WHAT IS NEEDED -
Output the entries word for word. Omit images.

TASK INPUTS -
■ ■ ■ ■
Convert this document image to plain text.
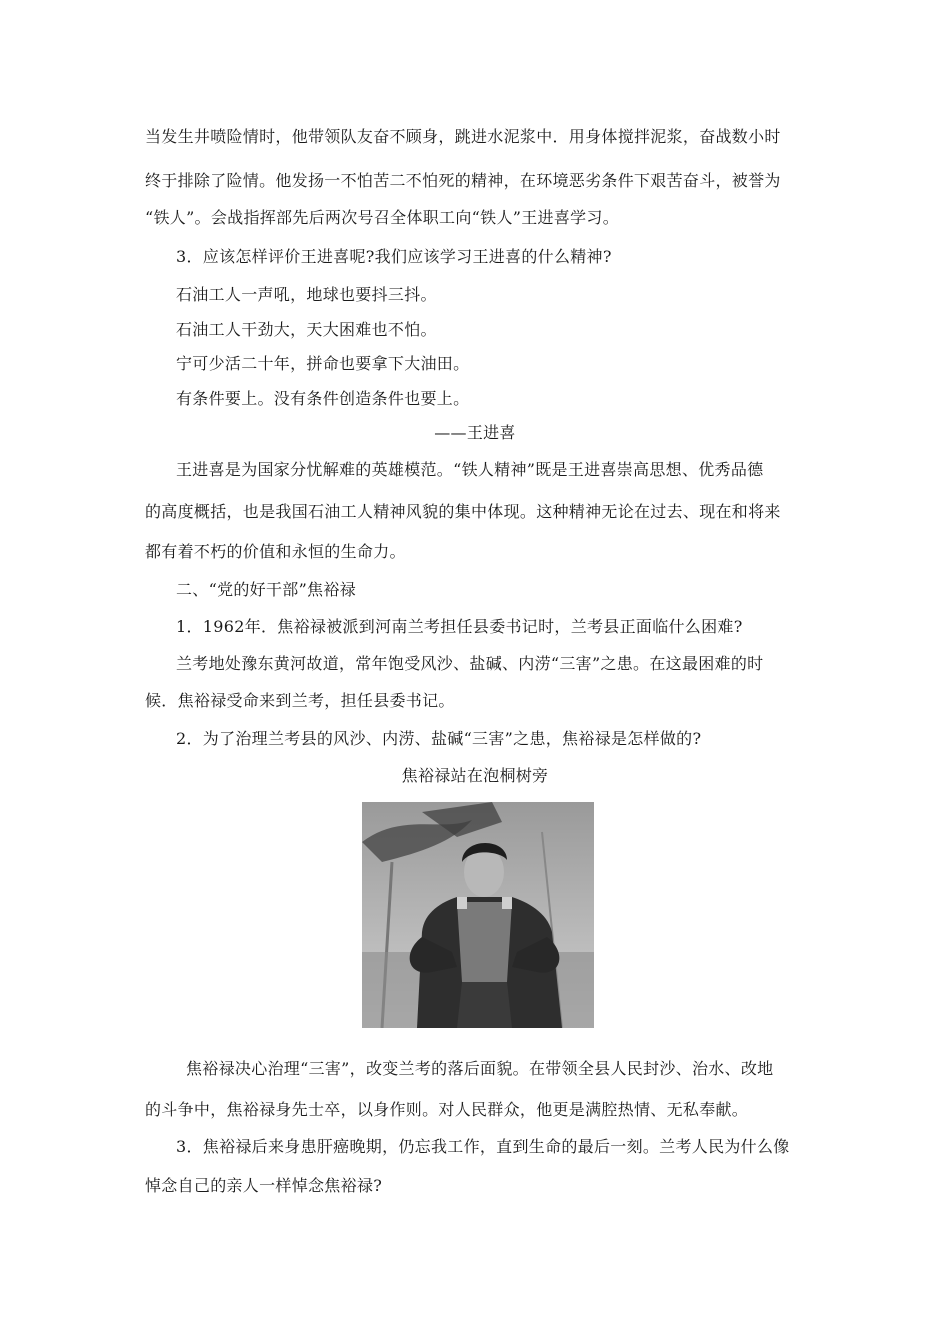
当发生井喷险情时，他带领队友奋不顾身，跳进水泥浆中．用身体搅拌泥浆，奋战数小时
终于排除了险情。他发扬一不怕苦二不怕死的精神，在环境恶劣条件下艰苦奋斗，被誉为
“铁人”。会战指挥部先后两次号召全体职工向“铁人”王进喜学习。
3．应该怎样评价王进喜呢?我们应该学习王进喜的什么精神?
石油工人一声吼，地球也要抖三抖。
石油工人干劲大，天大困难也不怕。
宁可少活二十年，拼命也要拿下大油田。
有条件要上。没有条件创造条件也要上。
——王进喜
王进喜是为国家分忧解难的英雄模范。“铁人精神”既是王进喜崇高思想、优秀品德
的高度概括，也是我国石油工人精神风貌的集中体现。这种精神无论在过去、现在和将来
都有着不朽的价值和永恒的生命力。
二、“党的好干部”焦裕禄
1．1962年．焦裕禄被派到河南兰考担任县委书记时，兰考县正面临什么困难?
兰考地处豫东黄河故道，常年饱受风沙、盐碱、内涝“三害”之患。在这最困难的时
候．焦裕禄受命来到兰考，担任县委书记。
2．为了治理兰考县的风沙、内涝、盐碱“三害”之患，焦裕禄是怎样做的?
焦裕禄站在泡桐树旁
焦裕禄决心治理“三害”，改变兰考的落后面貌。在带领全县人民封沙、治水、改地
的斗争中，焦裕禄身先士卒，以身作则。对人民群众，他更是满腔热情、无私奉献。
3．焦裕禄后来身患肝癌晚期，仍忘我工作，直到生命的最后一刻。兰考人民为什么像
悼念自己的亲人一样悼念焦裕禄?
■ ■ ■ ■
TASK OUTPUT -
Convert this document image to plain text.
当发生井喷险情时，他带领队友奋不顾身，跳进水泥浆中．用身体搅拌泥浆，奋战数小时
终于排除了险情。他发扬一不怕苦二不怕死的精神，在环境恶劣条件下艰苦奋斗，被誉为
“铁人”。会战指挥部先后两次号召全体职工向“铁人”王进喜学习。
3．应该怎样评价王进喜呢?我们应该学习王进喜的什么精神?
石油工人一声吼，地球也要抖三抖。
石油工人干劲大，天大困难也不怕。
宁可少活二十年，拼命也要拿下大油田。
有条件要上。没有条件创造条件也要上。
——王进喜
王进喜是为国家分忧解难的英雄模范。“铁人精神”既是王进喜崇高思想、优秀品德
的高度概括，也是我国石油工人精神风貌的集中体现。这种精神无论在过去、现在和将来
都有着不朽的价值和永恒的生命力。
二、“党的好干部”焦裕禄
1．1962年．焦裕禄被派到河南兰考担任县委书记时，兰考县正面临什么困难?
兰考地处豫东黄河故道，常年饱受风沙、盐碱、内涝“三害”之患。在这最困难的时
候．焦裕禄受命来到兰考，担任县委书记。
2．为了治理兰考县的风沙、内涝、盐碱“三害”之患，焦裕禄是怎样做的?
焦裕禄站在泡桐树旁
焦裕禄决心治理“三害”，改变兰考的落后面貌。在带领全县人民封沙、治水、改地
的斗争中，焦裕禄身先士卒，以身作则。对人民群众，他更是满腔热情、无私奉献。
3．焦裕禄后来身患肝癌晚期，仍忘我工作，直到生命的最后一刻。兰考人民为什么像
悼念自己的亲人一样悼念焦裕禄?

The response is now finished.